Written task
Set down the material below in full, matching it exactly.
— Start Dataset excerpts —
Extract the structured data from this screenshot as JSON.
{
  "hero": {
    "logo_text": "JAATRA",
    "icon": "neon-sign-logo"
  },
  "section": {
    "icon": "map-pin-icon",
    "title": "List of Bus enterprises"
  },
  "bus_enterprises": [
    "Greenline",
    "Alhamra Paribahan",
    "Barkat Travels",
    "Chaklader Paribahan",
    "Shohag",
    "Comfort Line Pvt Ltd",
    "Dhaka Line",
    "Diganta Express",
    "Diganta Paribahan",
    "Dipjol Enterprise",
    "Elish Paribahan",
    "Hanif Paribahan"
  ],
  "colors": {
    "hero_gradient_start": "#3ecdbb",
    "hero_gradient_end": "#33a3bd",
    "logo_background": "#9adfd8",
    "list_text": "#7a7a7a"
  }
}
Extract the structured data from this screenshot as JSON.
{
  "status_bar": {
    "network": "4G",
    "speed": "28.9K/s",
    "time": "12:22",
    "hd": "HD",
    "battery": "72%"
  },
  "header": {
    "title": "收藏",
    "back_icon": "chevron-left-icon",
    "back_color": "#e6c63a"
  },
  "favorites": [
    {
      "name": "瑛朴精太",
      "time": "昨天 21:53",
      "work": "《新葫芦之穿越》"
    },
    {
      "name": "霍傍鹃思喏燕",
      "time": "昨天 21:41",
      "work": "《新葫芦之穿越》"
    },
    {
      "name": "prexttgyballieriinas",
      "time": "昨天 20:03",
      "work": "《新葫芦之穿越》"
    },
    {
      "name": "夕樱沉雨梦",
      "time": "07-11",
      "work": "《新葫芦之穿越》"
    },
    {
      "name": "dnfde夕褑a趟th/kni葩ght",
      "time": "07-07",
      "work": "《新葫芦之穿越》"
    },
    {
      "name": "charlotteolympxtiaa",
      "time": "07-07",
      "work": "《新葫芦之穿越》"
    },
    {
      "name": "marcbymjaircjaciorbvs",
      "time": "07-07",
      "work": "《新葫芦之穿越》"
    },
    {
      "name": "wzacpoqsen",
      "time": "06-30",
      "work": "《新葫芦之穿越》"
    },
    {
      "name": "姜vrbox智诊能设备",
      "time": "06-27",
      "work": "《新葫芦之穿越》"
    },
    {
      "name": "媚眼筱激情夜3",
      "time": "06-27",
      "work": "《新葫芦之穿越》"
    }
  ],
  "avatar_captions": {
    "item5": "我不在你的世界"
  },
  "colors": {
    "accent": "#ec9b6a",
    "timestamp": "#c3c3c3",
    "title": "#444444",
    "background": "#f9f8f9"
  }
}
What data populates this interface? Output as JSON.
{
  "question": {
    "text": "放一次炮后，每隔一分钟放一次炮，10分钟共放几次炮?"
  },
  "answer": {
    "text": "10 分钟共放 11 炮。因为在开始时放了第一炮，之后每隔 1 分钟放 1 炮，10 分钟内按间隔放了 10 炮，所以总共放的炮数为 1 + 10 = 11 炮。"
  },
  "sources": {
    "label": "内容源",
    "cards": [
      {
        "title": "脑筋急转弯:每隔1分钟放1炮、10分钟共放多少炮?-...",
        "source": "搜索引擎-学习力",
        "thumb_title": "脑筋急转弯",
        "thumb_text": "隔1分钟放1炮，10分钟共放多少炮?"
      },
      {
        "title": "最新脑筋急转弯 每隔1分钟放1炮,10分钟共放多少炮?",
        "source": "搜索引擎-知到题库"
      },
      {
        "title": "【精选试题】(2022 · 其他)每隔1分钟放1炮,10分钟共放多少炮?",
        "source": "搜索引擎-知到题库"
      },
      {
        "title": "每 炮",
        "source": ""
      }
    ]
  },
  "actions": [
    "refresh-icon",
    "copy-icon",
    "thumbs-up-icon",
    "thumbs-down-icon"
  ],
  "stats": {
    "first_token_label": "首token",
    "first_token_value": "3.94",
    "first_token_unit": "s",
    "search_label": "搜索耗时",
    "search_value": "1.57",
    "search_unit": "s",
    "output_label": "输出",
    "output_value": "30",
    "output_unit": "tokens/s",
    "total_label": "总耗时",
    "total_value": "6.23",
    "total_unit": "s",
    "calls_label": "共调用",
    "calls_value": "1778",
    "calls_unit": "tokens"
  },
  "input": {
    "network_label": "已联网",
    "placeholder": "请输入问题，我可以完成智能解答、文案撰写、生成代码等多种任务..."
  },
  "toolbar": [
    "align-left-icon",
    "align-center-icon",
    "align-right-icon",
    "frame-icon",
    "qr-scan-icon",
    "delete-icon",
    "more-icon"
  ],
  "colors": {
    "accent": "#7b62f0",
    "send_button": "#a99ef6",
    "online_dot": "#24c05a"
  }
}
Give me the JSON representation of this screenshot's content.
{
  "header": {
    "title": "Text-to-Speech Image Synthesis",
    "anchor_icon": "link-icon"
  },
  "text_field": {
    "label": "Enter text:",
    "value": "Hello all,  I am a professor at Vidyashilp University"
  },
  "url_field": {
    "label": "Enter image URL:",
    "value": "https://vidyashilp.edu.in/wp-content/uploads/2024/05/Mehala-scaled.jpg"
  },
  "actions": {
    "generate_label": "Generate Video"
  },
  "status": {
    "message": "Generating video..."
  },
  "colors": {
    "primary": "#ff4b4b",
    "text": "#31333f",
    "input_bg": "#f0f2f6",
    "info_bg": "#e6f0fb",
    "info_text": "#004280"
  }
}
— End Dataset excerpts —
Output of the task
Extract the structured data from this screenshot as JSON.
{
  "hero": {
    "logo_text": "JAATRA",
    "icon": "neon-sign-logo"
  },
  "section": {
    "icon": "map-pin-icon",
    "title": "List of Bus enterprises"
  },
  "bus_enterprises": [
    "Greenline",
    "Alhamra Paribahan",
    "Barkat Travels",
    "Chaklader Paribahan",
    "Shohag",
    "Comfort Line Pvt Ltd",
    "Dhaka Line",
    "Diganta Express",
    "Diganta Paribahan",
    "Dipjol Enterprise",
    "Elish Paribahan",
    "Hanif Paribahan"
  ],
  "colors": {
    "hero_gradient_start": "#3ecdbb",
    "hero_gradient_end": "#33a3bd",
    "logo_background": "#9adfd8",
    "list_text": "#7a7a7a"
  }
}
Extract the structured data from this screenshot as JSON.
{
  "status_bar": {
    "network": "4G",
    "speed": "28.9K/s",
    "time": "12:22",
    "hd": "HD",
    "battery": "72%"
  },
  "header": {
    "title": "收藏",
    "back_icon": "chevron-left-icon",
    "back_color": "#e6c63a"
  },
  "favorites": [
    {
      "name": "瑛朴精太",
      "time": "昨天 21:53",
      "work": "《新葫芦之穿越》"
    },
    {
      "name": "霍傍鹃思喏燕",
      "time": "昨天 21:41",
      "work": "《新葫芦之穿越》"
    },
    {
      "name": "prexttgyballieriinas",
      "time": "昨天 20:03",
      "work": "《新葫芦之穿越》"
    },
    {
      "name": "夕樱沉雨梦",
      "time": "07-11",
      "work": "《新葫芦之穿越》"
    },
    {
      "name": "dnfde夕褑a趟th/kni葩ght",
      "time": "07-07",
      "work": "《新葫芦之穿越》"
    },
    {
      "name": "charlotteolympxtiaa",
      "time": "07-07",
      "work": "《新葫芦之穿越》"
    },
    {
      "name": "marcbymjaircjaciorbvs",
      "time": "07-07",
      "work": "《新葫芦之穿越》"
    },
    {
      "name": "wzacpoqsen",
      "time": "06-30",
      "work": "《新葫芦之穿越》"
    },
    {
      "name": "姜vrbox智诊能设备",
      "time": "06-27",
      "work": "《新葫芦之穿越》"
    },
    {
      "name": "媚眼筱激情夜3",
      "time": "06-27",
      "work": "《新葫芦之穿越》"
    }
  ],
  "avatar_captions": {
    "item5": "我不在你的世界"
  },
  "colors": {
    "accent": "#ec9b6a",
    "timestamp": "#c3c3c3",
    "title": "#444444",
    "background": "#f9f8f9"
  }
}
What data populates this interface? Output as JSON.
{
  "question": {
    "text": "放一次炮后，每隔一分钟放一次炮，10分钟共放几次炮?"
  },
  "answer": {
    "text": "10 分钟共放 11 炮。因为在开始时放了第一炮，之后每隔 1 分钟放 1 炮，10 分钟内按间隔放了 10 炮，所以总共放的炮数为 1 + 10 = 11 炮。"
  },
  "sources": {
    "label": "内容源",
    "cards": [
      {
        "title": "脑筋急转弯:每隔1分钟放1炮、10分钟共放多少炮?-...",
        "source": "搜索引擎-学习力",
        "thumb_title": "脑筋急转弯",
        "thumb_text": "隔1分钟放1炮，10分钟共放多少炮?"
      },
      {
        "title": "最新脑筋急转弯 每隔1分钟放1炮,10分钟共放多少炮?",
        "source": "搜索引擎-知到题库"
      },
      {
        "title": "【精选试题】(2022 · 其他)每隔1分钟放1炮,10分钟共放多少炮?",
        "source": "搜索引擎-知到题库"
      },
      {
        "title": "每 炮",
        "source": ""
      }
    ]
  },
  "actions": [
    "refresh-icon",
    "copy-icon",
    "thumbs-up-icon",
    "thumbs-down-icon"
  ],
  "stats": {
    "first_token_label": "首token",
    "first_token_value": "3.94",
    "first_token_unit": "s",
    "search_label": "搜索耗时",
    "search_value": "1.57",
    "search_unit": "s",
    "output_label": "输出",
    "output_value": "30",
    "output_unit": "tokens/s",
    "total_label": "总耗时",
    "total_value": "6.23",
    "total_unit": "s",
    "calls_label": "共调用",
    "calls_value": "1778",
    "calls_unit": "tokens"
  },
  "input": {
    "network_label": "已联网",
    "placeholder": "请输入问题，我可以完成智能解答、文案撰写、生成代码等多种任务..."
  },
  "toolbar": [
    "align-left-icon",
    "align-center-icon",
    "align-right-icon",
    "frame-icon",
    "qr-scan-icon",
    "delete-icon",
    "more-icon"
  ],
  "colors": {
    "accent": "#7b62f0",
    "send_button": "#a99ef6",
    "online_dot": "#24c05a"
  }
}
Give me the JSON representation of this screenshot's content.
{
  "header": {
    "title": "Text-to-Speech Image Synthesis",
    "anchor_icon": "link-icon"
  },
  "text_field": {
    "label": "Enter text:",
    "value": "Hello all,  I am a professor at Vidyashilp University"
  },
  "url_field": {
    "label": "Enter image URL:",
    "value": "https://vidyashilp.edu.in/wp-content/uploads/2024/05/Mehala-scaled.jpg"
  },
  "actions": {
    "generate_label": "Generate Video"
  },
  "status": {
    "message": "Generating video..."
  },
  "colors": {
    "primary": "#ff4b4b",
    "text": "#31333f",
    "input_bg": "#f0f2f6",
    "info_bg": "#e6f0fb",
    "info_text": "#004280"
  }
}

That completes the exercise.